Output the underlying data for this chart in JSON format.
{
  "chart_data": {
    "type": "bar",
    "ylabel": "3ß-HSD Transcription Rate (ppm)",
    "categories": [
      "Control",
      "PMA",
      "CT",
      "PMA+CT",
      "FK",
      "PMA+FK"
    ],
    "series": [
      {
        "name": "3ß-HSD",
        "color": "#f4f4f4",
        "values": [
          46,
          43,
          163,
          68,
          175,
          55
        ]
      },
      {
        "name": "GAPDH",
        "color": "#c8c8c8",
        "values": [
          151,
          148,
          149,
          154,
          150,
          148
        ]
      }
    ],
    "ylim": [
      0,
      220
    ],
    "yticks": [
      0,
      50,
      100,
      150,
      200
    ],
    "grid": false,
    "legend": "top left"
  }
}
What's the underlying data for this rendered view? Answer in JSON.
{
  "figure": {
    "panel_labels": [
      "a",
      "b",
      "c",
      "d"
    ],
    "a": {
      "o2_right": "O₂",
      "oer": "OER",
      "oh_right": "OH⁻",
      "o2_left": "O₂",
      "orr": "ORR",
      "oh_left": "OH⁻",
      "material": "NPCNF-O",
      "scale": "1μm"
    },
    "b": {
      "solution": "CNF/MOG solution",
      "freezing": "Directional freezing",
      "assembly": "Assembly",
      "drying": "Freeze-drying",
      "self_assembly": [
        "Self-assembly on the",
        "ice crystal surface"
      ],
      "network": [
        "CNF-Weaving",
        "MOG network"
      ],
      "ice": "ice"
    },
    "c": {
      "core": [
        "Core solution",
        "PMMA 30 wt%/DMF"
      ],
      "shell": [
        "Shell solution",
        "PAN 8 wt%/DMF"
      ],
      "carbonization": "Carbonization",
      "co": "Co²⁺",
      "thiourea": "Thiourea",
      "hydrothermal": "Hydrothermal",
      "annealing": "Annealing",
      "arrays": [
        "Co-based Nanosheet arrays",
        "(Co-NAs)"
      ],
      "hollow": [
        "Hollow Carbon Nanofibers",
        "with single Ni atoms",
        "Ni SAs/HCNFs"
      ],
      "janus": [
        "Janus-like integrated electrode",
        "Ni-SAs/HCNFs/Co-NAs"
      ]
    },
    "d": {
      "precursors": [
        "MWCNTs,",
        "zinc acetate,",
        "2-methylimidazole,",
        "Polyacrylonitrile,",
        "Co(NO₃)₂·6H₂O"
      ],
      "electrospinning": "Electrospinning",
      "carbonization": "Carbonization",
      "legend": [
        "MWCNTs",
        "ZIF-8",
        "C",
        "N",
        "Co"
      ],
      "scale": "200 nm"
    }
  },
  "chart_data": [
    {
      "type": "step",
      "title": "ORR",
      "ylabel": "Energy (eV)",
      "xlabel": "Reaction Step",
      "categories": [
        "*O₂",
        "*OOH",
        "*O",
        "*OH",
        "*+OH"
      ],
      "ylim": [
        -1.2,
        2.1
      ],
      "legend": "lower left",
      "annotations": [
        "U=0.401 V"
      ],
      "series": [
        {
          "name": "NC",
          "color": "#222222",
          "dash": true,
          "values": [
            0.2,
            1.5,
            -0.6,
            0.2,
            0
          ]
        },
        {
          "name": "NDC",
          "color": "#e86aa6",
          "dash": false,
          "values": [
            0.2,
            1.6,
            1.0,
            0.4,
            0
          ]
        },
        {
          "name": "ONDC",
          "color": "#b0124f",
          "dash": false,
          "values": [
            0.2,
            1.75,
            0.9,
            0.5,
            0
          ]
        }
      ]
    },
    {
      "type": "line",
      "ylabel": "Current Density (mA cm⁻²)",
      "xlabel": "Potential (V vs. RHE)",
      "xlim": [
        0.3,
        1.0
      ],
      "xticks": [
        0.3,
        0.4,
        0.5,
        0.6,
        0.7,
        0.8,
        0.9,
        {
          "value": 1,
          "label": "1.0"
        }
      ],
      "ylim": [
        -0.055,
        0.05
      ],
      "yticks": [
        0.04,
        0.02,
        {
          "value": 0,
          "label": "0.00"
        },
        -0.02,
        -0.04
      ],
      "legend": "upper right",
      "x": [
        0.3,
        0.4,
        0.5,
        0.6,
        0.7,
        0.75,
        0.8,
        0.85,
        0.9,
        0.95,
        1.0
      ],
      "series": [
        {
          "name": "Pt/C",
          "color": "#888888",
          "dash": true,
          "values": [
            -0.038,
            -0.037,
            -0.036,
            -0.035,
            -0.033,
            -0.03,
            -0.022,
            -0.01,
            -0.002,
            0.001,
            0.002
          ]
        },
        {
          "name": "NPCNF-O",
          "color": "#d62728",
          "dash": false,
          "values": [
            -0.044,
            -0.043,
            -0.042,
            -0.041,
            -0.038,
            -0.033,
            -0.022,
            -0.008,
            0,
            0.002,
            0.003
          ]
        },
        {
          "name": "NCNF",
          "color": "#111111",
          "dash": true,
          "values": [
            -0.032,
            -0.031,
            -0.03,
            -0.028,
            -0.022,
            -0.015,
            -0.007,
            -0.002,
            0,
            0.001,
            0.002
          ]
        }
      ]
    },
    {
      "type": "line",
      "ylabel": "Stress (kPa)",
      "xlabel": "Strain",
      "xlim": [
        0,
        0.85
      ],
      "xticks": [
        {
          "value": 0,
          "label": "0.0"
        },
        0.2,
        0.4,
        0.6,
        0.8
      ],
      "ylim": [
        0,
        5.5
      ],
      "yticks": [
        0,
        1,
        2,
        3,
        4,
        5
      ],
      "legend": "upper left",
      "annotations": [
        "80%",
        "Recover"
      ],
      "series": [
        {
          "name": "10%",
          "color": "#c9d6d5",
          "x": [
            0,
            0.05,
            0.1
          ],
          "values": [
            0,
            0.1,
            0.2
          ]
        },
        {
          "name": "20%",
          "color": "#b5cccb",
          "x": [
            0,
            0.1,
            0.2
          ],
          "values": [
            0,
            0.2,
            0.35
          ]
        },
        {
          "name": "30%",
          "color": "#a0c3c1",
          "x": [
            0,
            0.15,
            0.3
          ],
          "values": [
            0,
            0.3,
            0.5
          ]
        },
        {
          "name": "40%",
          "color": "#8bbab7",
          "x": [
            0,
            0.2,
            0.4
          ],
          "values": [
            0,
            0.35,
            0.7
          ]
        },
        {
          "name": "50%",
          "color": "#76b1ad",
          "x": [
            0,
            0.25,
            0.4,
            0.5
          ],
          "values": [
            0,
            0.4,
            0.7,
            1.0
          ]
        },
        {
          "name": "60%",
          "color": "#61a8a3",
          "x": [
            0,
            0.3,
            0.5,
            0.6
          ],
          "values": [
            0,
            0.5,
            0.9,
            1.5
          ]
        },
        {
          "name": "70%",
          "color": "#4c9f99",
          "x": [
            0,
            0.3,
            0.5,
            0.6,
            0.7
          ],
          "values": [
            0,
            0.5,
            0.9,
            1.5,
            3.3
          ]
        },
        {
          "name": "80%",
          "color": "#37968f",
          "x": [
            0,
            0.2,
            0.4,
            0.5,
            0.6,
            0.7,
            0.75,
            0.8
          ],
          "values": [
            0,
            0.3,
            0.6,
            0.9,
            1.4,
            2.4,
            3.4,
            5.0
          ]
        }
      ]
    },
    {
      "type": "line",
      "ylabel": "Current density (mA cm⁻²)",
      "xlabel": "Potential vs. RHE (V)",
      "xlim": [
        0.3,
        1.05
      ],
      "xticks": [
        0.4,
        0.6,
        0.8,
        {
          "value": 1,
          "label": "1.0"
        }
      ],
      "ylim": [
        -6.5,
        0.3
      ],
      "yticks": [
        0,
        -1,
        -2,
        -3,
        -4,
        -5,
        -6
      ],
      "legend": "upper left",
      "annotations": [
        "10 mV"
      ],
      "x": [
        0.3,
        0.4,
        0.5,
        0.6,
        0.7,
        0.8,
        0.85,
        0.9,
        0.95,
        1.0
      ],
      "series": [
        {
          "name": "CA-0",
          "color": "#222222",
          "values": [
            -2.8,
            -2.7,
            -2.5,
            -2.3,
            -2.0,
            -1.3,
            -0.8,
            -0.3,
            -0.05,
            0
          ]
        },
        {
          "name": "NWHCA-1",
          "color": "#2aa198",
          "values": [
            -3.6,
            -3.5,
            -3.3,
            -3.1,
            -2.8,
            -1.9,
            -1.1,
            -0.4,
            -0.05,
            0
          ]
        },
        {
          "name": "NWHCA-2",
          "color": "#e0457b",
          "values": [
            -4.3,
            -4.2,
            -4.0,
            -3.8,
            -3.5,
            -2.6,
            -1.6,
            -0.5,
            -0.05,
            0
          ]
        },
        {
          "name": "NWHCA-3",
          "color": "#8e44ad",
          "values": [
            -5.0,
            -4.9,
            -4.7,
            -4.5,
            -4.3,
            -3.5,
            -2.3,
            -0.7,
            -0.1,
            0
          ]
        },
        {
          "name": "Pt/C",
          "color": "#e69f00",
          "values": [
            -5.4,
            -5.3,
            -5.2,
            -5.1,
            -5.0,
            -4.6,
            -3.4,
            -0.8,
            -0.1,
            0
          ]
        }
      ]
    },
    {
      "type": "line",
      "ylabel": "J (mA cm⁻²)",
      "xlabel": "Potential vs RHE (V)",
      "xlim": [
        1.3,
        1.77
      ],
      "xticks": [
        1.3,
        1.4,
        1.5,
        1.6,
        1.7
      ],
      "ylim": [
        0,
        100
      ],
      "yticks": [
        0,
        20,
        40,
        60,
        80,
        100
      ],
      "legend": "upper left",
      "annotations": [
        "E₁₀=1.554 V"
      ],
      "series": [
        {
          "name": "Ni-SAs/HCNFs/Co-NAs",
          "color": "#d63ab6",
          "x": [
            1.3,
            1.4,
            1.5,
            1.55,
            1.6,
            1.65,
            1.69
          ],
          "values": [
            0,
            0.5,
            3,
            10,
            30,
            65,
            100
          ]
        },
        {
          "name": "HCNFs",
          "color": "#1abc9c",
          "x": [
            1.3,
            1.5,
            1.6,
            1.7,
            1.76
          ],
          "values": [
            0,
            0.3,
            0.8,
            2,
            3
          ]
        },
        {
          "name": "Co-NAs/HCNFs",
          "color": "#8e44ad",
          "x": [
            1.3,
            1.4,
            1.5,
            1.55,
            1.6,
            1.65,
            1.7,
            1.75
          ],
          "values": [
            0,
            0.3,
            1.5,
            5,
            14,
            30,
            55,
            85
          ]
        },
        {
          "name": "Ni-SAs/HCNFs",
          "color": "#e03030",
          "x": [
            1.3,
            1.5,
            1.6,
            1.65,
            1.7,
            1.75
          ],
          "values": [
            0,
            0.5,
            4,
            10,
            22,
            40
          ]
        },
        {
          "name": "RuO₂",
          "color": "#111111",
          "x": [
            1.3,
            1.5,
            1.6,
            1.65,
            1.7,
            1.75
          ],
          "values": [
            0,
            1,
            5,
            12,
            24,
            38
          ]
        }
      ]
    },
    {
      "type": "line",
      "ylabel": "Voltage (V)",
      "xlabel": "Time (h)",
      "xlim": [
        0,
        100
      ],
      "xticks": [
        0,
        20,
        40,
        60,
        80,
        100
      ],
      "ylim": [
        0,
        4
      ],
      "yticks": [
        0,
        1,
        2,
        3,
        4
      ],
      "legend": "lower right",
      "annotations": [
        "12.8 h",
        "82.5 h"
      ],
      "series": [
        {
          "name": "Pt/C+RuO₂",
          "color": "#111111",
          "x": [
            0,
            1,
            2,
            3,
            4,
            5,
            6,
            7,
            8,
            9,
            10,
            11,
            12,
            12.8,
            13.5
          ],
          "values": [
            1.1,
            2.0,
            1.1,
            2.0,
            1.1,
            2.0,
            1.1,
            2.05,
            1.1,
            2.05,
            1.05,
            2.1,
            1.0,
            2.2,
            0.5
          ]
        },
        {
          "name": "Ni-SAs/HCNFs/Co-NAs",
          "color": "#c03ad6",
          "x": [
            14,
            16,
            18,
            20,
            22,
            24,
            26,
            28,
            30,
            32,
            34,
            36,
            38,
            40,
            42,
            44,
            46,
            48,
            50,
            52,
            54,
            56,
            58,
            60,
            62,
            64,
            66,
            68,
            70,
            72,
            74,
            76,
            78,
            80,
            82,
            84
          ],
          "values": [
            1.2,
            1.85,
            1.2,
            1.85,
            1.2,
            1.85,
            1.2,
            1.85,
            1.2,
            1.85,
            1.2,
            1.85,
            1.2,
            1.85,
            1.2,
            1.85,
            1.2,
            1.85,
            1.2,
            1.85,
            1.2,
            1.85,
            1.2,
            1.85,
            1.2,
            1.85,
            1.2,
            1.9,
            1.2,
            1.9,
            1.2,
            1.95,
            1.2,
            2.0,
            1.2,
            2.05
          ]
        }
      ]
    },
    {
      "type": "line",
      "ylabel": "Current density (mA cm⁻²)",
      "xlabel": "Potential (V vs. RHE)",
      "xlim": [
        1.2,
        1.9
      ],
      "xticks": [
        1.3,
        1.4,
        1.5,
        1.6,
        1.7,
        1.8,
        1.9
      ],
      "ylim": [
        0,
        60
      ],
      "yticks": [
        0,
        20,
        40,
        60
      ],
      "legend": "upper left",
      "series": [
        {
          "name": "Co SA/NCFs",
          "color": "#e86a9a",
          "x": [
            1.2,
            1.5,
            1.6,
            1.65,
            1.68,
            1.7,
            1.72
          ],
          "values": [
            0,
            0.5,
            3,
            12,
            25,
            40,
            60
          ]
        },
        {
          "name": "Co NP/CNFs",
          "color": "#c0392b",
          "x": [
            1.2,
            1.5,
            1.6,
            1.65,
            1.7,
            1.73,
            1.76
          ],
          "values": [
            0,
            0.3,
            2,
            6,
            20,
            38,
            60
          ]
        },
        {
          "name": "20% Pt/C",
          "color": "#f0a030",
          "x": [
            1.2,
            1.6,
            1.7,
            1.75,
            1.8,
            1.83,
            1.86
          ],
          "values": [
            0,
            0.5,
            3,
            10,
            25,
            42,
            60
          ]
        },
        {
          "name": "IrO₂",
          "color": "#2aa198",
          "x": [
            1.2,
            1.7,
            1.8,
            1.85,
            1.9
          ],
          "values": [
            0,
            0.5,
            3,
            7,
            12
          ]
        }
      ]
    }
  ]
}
___
▶ _PROBLEM DETAILS_
Extract every line of the records above that contains the word "xlabel".

▶ _SOLUTION FOR THIS TASK_
      "xlabel": "Reaction Step",
      "xlabel": "Potential (V vs. RHE)",
      "xlabel": "Strain",
      "xlabel": "Potential vs. RHE (V)",
      "xlabel": "Potential vs RHE (V)",
      "xlabel": "Time (h)",
      "xlabel": "Potential (V vs. RHE)",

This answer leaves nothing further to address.